(Collected data entries)
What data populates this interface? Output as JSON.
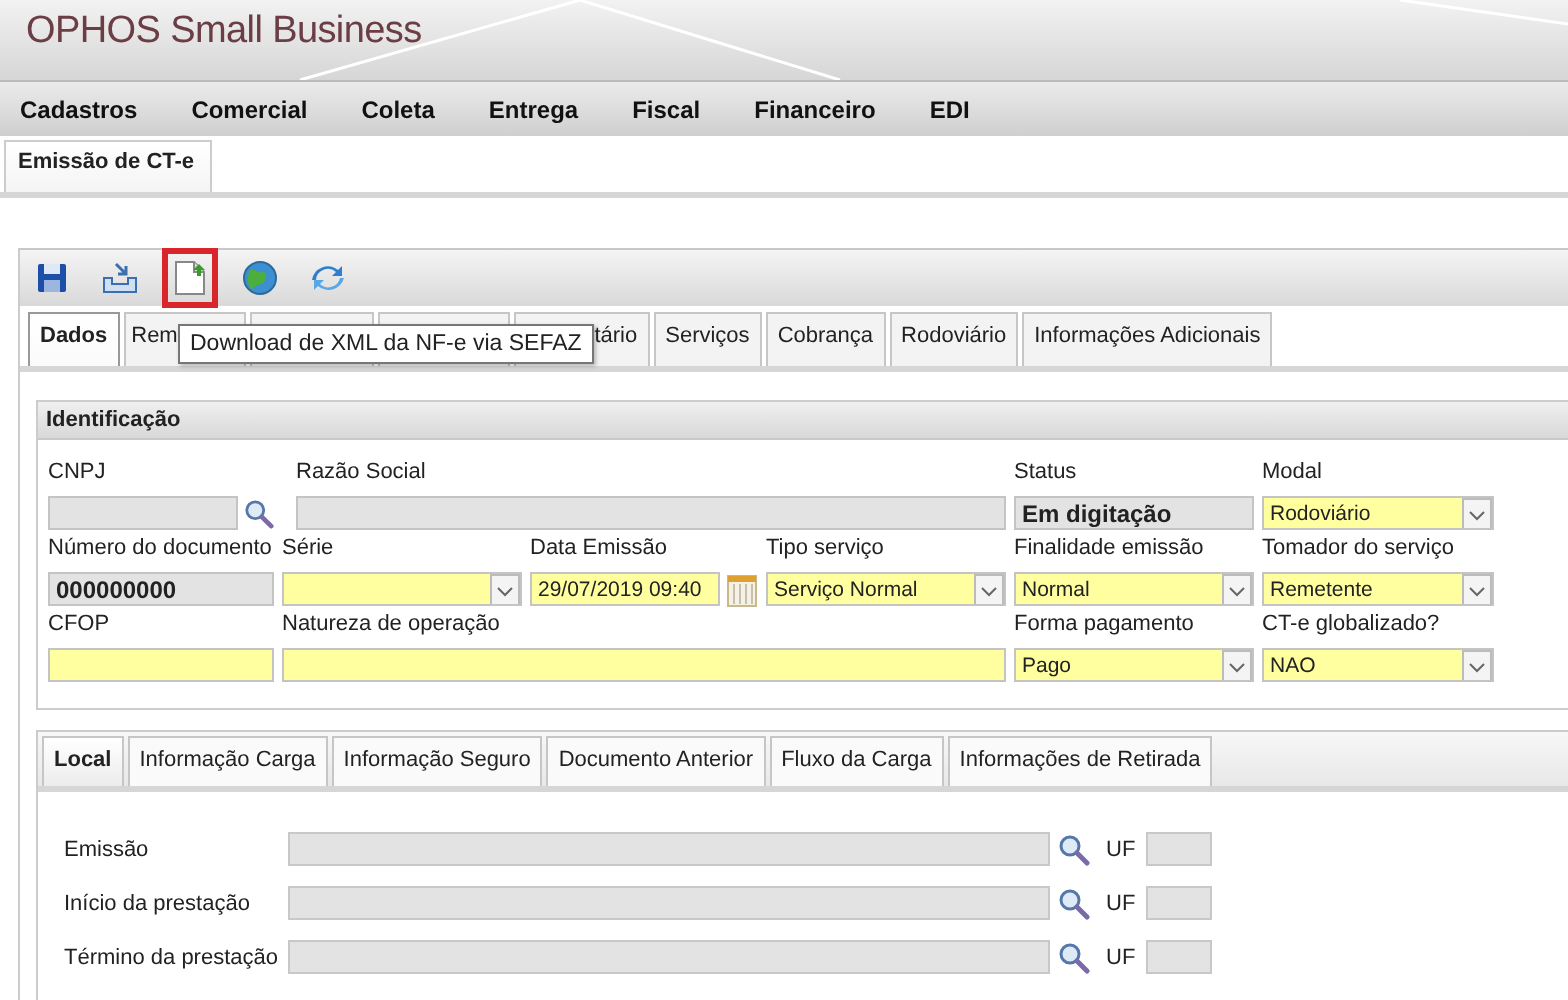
{
  "app": {
    "title": "OPHOS Small Business"
  },
  "menu": [
    "Cadastros",
    "Comercial",
    "Coleta",
    "Entrega",
    "Fiscal",
    "Financeiro",
    "EDI"
  ],
  "page_tabs": [
    {
      "label": "Emissão de CT-e",
      "selected": true
    }
  ],
  "toolbar": [
    {
      "kind": "save",
      "highlighted": false
    },
    {
      "kind": "import",
      "highlighted": false
    },
    {
      "kind": "download",
      "highlighted": true
    },
    {
      "kind": "globe",
      "highlighted": false
    },
    {
      "kind": "refresh",
      "highlighted": false
    }
  ],
  "tooltip": "Download de XML da NF-e via SEFAZ",
  "tabs": [
    {
      "label": "Dados",
      "selected": true
    },
    {
      "label": "Rem",
      "selected": false,
      "kind": "cut_end"
    },
    {
      "selected": false
    },
    {
      "selected": false
    },
    {
      "label": "tário",
      "selected": false,
      "kind": "cut_start"
    },
    {
      "label": "Serviços",
      "selected": false
    },
    {
      "label": "Cobrança",
      "selected": false
    },
    {
      "label": "Rodoviário",
      "selected": false
    },
    {
      "label": "Informações Adicionais",
      "selected": false
    }
  ],
  "identification": {
    "title": "Identificação",
    "rows": [
      [
        {
          "label": "CNPJ",
          "kind": "lookup",
          "disabled": true
        },
        {
          "label": "Razão Social",
          "kind": "text",
          "disabled": true
        },
        {
          "label": "Status",
          "kind": "text",
          "disabled": true,
          "value": "Em digitação"
        },
        {
          "label": "Modal",
          "kind": "select",
          "disabled": false,
          "value": "Rodoviário"
        }
      ],
      [
        {
          "label": "Número do documento",
          "kind": "text",
          "disabled": true,
          "value": "000000000"
        },
        {
          "label": "Série",
          "kind": "select",
          "disabled": false
        },
        {
          "label": "Data Emissão",
          "kind": "date",
          "disabled": false,
          "value": "29/07/2019 09:40"
        },
        {
          "label": "Tipo serviço",
          "kind": "select",
          "disabled": false,
          "value": "Serviço Normal"
        },
        {
          "label": "Finalidade emissão",
          "kind": "select",
          "disabled": false,
          "value": "Normal"
        },
        {
          "label": "Tomador do serviço",
          "kind": "select",
          "disabled": false,
          "value": "Remetente"
        }
      ],
      [
        {
          "label": "CFOP",
          "kind": "text",
          "disabled": false
        },
        {
          "label": "Natureza de operação",
          "kind": "text",
          "disabled": false
        },
        {
          "label": "Forma pagamento",
          "kind": "select",
          "disabled": false,
          "value": "Pago"
        },
        {
          "label": "CT-e globalizado?",
          "kind": "select",
          "disabled": false,
          "value": "NAO"
        }
      ]
    ]
  },
  "sub_tabs": [
    {
      "label": "Local",
      "selected": true
    },
    {
      "label": "Informação Carga",
      "selected": false
    },
    {
      "label": "Informação Seguro",
      "selected": false
    },
    {
      "label": "Documento Anterior",
      "selected": false
    },
    {
      "label": "Fluxo da Carga",
      "selected": false
    },
    {
      "label": "Informações de Retirada",
      "selected": false
    }
  ],
  "local": [
    {
      "label": "Emissão",
      "uf_label": "UF"
    },
    {
      "label": "Início da prestação",
      "uf_label": "UF"
    },
    {
      "label": "Término da prestação",
      "uf_label": "UF"
    }
  ]
}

### GIVEN PROBLEM
Search the entries for the word "Carga", then list each line that holds it.

### THE COMPLETED TASK
      "label": "Informação Carga",
      "label": "Fluxo da Carga",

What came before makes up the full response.